**Task requirements:** Can you copy out the data exactly? Leave the images out.

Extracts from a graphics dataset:
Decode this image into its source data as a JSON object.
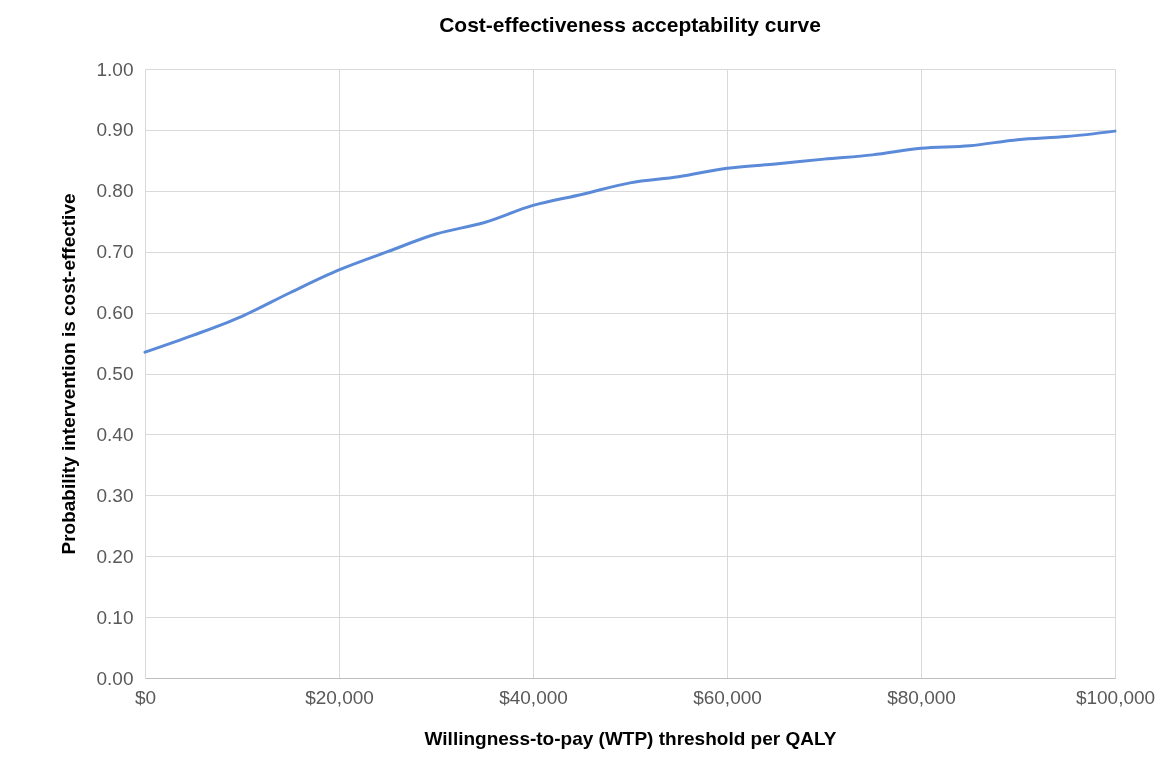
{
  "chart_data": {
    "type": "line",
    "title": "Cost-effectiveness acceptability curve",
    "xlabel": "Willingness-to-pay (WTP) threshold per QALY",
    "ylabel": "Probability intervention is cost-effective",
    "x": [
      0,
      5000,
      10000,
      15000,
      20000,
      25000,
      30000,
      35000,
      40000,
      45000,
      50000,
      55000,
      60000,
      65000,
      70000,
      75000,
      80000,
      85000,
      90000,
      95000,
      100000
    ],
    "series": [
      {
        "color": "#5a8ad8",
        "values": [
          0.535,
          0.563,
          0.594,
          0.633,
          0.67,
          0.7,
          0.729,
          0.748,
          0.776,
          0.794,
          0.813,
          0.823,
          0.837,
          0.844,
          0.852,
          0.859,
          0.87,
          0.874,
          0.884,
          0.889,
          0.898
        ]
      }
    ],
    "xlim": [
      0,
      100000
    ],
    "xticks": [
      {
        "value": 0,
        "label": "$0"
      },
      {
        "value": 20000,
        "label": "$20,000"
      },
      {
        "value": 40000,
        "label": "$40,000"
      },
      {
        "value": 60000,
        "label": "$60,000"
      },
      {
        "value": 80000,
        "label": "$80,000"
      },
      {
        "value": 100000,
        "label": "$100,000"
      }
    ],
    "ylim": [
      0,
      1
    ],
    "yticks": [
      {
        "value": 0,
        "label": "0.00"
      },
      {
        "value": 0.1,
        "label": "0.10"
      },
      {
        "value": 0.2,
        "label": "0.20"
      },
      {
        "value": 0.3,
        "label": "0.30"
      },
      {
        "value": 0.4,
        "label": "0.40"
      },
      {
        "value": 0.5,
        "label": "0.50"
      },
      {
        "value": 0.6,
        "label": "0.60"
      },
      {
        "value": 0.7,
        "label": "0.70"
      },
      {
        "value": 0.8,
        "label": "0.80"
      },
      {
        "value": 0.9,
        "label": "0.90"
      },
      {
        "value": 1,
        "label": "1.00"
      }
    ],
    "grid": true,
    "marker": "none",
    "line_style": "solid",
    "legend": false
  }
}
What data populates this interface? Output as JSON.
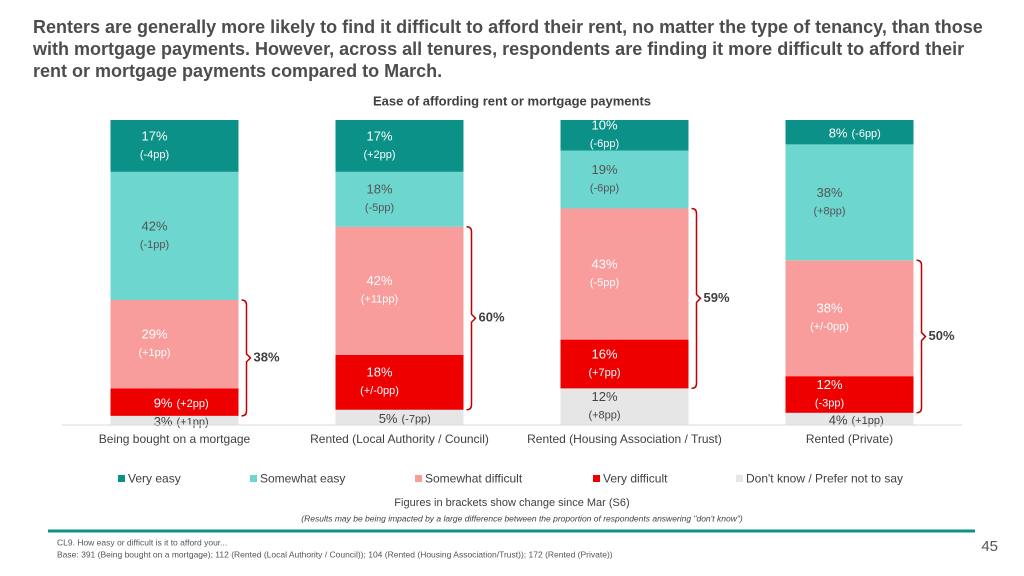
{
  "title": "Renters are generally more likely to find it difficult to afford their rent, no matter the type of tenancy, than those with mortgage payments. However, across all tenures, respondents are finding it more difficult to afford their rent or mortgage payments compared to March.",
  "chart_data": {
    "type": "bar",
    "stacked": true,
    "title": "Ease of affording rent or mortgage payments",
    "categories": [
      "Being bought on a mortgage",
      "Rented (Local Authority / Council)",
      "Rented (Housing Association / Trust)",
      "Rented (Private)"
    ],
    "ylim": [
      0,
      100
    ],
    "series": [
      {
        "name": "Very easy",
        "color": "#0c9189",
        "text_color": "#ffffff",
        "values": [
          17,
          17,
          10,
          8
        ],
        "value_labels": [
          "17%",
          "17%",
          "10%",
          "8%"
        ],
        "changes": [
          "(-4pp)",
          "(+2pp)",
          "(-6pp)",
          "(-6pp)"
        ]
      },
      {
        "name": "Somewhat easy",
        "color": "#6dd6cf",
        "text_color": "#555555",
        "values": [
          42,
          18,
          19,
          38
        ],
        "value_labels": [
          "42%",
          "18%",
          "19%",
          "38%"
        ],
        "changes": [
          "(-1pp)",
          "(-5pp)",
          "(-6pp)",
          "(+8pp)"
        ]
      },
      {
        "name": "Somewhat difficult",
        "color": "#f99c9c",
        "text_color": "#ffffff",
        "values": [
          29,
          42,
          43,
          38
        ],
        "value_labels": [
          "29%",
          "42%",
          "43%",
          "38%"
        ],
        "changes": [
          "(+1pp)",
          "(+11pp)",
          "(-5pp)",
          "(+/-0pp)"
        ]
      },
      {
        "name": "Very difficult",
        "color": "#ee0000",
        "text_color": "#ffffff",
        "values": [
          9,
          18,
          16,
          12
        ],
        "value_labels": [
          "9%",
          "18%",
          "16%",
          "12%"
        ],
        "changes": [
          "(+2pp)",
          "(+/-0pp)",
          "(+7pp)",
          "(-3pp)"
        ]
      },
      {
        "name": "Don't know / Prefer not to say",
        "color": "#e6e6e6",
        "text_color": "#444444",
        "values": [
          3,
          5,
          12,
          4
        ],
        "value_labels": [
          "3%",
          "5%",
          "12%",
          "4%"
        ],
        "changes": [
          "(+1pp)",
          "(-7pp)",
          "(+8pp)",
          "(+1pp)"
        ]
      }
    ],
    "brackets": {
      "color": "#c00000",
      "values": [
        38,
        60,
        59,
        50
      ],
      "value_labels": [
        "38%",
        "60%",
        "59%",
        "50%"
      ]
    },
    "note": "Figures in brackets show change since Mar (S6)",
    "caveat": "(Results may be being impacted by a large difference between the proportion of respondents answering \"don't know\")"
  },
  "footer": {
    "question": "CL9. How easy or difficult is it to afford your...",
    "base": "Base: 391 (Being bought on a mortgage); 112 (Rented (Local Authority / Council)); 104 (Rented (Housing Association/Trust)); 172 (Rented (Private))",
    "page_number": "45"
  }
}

**Result of the exercise:**
Decode this image into its source data as a JSON object.
{
  "chart_data": {
    "type": "line",
    "title": "Cost-effectiveness acceptability curve",
    "xlabel": "Willingness-to-pay (WTP) threshold per QALY",
    "ylabel": "Probability intervention is cost-effective",
    "x": [
      0,
      5000,
      10000,
      15000,
      20000,
      25000,
      30000,
      35000,
      40000,
      45000,
      50000,
      55000,
      60000,
      65000,
      70000,
      75000,
      80000,
      85000,
      90000,
      95000,
      100000
    ],
    "series": [
      {
        "color": "#5a8ad8",
        "values": [
          0.535,
          0.563,
          0.594,
          0.633,
          0.67,
          0.7,
          0.729,
          0.748,
          0.776,
          0.794,
          0.813,
          0.823,
          0.837,
          0.844,
          0.852,
          0.859,
          0.87,
          0.874,
          0.884,
          0.889,
          0.898
        ]
      }
    ],
    "xlim": [
      0,
      100000
    ],
    "xticks": [
      {
        "value": 0,
        "label": "$0"
      },
      {
        "value": 20000,
        "label": "$20,000"
      },
      {
        "value": 40000,
        "label": "$40,000"
      },
      {
        "value": 60000,
        "label": "$60,000"
      },
      {
        "value": 80000,
        "label": "$80,000"
      },
      {
        "value": 100000,
        "label": "$100,000"
      }
    ],
    "ylim": [
      0,
      1
    ],
    "yticks": [
      {
        "value": 0,
        "label": "0.00"
      },
      {
        "value": 0.1,
        "label": "0.10"
      },
      {
        "value": 0.2,
        "label": "0.20"
      },
      {
        "value": 0.3,
        "label": "0.30"
      },
      {
        "value": 0.4,
        "label": "0.40"
      },
      {
        "value": 0.5,
        "label": "0.50"
      },
      {
        "value": 0.6,
        "label": "0.60"
      },
      {
        "value": 0.7,
        "label": "0.70"
      },
      {
        "value": 0.8,
        "label": "0.80"
      },
      {
        "value": 0.9,
        "label": "0.90"
      },
      {
        "value": 1,
        "label": "1.00"
      }
    ],
    "grid": true,
    "marker": "none",
    "line_style": "solid",
    "legend": false
  }
}
What data populates this interface? Output as JSON.
{
  "title": "Renters are generally more likely to find it difficult to afford their rent, no matter the type of tenancy, than those with mortgage payments. However, across all tenures, respondents are finding it more difficult to afford their rent or mortgage payments compared to March.",
  "chart_data": {
    "type": "bar",
    "stacked": true,
    "title": "Ease of affording rent or mortgage payments",
    "categories": [
      "Being bought on a mortgage",
      "Rented (Local Authority / Council)",
      "Rented (Housing Association / Trust)",
      "Rented (Private)"
    ],
    "ylim": [
      0,
      100
    ],
    "series": [
      {
        "name": "Very easy",
        "color": "#0c9189",
        "text_color": "#ffffff",
        "values": [
          17,
          17,
          10,
          8
        ],
        "value_labels": [
          "17%",
          "17%",
          "10%",
          "8%"
        ],
        "changes": [
          "(-4pp)",
          "(+2pp)",
          "(-6pp)",
          "(-6pp)"
        ]
      },
      {
        "name": "Somewhat easy",
        "color": "#6dd6cf",
        "text_color": "#555555",
        "values": [
          42,
          18,
          19,
          38
        ],
        "value_labels": [
          "42%",
          "18%",
          "19%",
          "38%"
        ],
        "changes": [
          "(-1pp)",
          "(-5pp)",
          "(-6pp)",
          "(+8pp)"
        ]
      },
      {
        "name": "Somewhat difficult",
        "color": "#f99c9c",
        "text_color": "#ffffff",
        "values": [
          29,
          42,
          43,
          38
        ],
        "value_labels": [
          "29%",
          "42%",
          "43%",
          "38%"
        ],
        "changes": [
          "(+1pp)",
          "(+11pp)",
          "(-5pp)",
          "(+/-0pp)"
        ]
      },
      {
        "name": "Very difficult",
        "color": "#ee0000",
        "text_color": "#ffffff",
        "values": [
          9,
          18,
          16,
          12
        ],
        "value_labels": [
          "9%",
          "18%",
          "16%",
          "12%"
        ],
        "changes": [
          "(+2pp)",
          "(+/-0pp)",
          "(+7pp)",
          "(-3pp)"
        ]
      },
      {
        "name": "Don't know / Prefer not to say",
        "color": "#e6e6e6",
        "text_color": "#444444",
        "values": [
          3,
          5,
          12,
          4
        ],
        "value_labels": [
          "3%",
          "5%",
          "12%",
          "4%"
        ],
        "changes": [
          "(+1pp)",
          "(-7pp)",
          "(+8pp)",
          "(+1pp)"
        ]
      }
    ],
    "brackets": {
      "color": "#c00000",
      "values": [
        38,
        60,
        59,
        50
      ],
      "value_labels": [
        "38%",
        "60%",
        "59%",
        "50%"
      ]
    },
    "note": "Figures in brackets show change since Mar (S6)",
    "caveat": "(Results may be being impacted by a large difference between the proportion of respondents answering \"don't know\")"
  },
  "footer": {
    "question": "CL9. How easy or difficult is it to afford your...",
    "base": "Base: 391 (Being bought on a mortgage); 112 (Rented (Local Authority / Council)); 104 (Rented (Housing Association/Trust)); 172 (Rented (Private))",
    "page_number": "45"
  }
}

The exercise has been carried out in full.